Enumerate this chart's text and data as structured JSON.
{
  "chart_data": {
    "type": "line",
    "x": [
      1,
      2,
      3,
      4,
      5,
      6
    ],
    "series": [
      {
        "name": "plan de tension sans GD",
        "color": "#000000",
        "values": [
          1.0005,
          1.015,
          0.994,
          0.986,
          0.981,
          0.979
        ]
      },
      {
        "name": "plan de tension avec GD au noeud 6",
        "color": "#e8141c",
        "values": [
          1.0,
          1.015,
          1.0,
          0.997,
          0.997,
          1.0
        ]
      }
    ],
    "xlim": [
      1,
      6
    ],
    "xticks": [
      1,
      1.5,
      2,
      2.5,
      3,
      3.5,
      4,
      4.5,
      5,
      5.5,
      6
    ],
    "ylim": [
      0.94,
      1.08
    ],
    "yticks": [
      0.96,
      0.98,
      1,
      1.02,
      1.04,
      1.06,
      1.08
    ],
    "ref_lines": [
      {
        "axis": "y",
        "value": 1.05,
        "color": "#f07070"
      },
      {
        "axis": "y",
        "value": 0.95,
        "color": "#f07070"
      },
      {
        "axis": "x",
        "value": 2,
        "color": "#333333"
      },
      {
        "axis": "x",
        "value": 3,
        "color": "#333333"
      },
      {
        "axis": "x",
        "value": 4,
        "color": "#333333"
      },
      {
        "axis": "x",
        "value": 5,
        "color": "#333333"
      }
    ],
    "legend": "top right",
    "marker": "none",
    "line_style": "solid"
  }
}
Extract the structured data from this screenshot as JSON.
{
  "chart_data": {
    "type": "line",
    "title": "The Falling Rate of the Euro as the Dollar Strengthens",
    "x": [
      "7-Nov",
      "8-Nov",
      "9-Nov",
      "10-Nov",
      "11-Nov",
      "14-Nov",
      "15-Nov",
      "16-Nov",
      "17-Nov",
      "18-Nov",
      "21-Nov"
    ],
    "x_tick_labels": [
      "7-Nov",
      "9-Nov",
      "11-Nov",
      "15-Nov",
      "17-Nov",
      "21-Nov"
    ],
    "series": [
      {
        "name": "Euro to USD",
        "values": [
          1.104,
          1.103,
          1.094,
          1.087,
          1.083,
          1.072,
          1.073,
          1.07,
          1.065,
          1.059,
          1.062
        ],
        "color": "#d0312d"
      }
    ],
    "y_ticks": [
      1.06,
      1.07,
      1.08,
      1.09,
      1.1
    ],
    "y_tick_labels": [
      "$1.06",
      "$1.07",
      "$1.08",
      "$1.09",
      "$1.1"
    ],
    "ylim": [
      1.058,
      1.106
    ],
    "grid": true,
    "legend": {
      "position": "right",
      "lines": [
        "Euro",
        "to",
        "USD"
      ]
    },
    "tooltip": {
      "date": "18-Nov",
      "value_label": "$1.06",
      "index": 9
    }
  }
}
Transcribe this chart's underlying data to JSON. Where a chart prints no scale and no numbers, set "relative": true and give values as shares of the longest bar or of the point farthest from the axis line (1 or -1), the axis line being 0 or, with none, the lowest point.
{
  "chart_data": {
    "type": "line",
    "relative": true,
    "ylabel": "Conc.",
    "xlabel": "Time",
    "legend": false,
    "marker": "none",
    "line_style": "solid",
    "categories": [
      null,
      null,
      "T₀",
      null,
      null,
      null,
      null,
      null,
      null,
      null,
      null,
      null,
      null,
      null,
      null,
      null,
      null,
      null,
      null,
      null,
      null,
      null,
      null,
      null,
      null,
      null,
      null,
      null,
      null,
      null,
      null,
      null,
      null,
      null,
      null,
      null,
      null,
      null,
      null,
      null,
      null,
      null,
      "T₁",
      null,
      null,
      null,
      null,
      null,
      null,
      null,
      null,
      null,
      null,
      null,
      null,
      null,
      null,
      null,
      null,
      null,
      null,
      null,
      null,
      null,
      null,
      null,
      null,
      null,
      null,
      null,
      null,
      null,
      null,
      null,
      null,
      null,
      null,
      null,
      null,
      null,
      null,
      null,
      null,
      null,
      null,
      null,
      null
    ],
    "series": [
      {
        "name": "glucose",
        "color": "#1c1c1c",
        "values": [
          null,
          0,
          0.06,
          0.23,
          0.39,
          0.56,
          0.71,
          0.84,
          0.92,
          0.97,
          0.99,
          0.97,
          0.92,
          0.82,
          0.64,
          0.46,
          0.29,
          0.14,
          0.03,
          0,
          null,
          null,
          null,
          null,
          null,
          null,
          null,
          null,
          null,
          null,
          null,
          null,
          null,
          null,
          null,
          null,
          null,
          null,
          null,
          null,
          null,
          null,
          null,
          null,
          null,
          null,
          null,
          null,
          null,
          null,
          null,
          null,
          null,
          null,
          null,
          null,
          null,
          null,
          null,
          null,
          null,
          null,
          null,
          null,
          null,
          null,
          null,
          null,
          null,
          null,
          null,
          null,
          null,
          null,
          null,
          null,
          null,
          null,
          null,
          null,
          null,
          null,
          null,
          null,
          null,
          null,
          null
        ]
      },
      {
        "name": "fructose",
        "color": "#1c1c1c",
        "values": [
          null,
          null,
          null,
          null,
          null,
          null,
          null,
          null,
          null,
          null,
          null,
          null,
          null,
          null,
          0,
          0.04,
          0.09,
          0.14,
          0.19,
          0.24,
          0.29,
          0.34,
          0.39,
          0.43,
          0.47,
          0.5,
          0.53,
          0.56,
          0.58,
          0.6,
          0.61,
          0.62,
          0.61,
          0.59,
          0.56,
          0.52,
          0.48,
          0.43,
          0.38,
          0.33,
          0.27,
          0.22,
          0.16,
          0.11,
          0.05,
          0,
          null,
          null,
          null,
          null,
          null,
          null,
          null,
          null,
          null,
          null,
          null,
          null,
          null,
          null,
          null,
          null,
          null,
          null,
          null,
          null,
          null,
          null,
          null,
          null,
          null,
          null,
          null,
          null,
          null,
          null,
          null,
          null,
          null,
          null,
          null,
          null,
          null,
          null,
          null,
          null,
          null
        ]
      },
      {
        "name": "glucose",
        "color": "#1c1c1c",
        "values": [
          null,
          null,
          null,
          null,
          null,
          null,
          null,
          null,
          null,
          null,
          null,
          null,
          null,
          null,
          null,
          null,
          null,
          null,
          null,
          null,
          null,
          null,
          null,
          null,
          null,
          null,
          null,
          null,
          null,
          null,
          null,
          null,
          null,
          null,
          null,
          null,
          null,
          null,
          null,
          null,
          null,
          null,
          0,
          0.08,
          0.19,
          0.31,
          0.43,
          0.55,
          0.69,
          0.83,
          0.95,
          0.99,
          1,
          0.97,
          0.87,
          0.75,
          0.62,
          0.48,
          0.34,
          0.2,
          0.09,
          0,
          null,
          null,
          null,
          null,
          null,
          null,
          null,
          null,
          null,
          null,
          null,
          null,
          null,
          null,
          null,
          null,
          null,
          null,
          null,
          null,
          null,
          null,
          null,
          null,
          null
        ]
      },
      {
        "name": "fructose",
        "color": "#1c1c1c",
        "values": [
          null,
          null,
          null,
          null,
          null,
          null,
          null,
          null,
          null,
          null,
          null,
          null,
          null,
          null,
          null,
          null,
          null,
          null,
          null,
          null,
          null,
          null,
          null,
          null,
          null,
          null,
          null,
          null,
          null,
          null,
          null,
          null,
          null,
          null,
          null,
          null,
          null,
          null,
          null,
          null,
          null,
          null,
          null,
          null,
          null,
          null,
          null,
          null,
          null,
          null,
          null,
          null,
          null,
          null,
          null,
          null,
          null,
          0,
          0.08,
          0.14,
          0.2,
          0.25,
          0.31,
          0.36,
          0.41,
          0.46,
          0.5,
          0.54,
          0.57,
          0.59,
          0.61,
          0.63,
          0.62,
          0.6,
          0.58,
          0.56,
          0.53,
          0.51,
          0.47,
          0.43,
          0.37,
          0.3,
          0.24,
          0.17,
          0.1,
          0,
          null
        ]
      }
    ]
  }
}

^^^^^^^^^^^^^^^^

- _REQUIREMENT_
Take every line containing the word "JSON" and copy it.

- _REPLY_
Enumerate this chart's text and data as structured JSON.
Extract the structured data from this screenshot as JSON.
Transcribe this chart's underlying data to JSON. Where a chart prints no scale and no numbers, set "relative": true and give values as shares of the longest bar or of the point farthest from the axis line (1 or -1), the axis line being 0 or, with none, the lowest point.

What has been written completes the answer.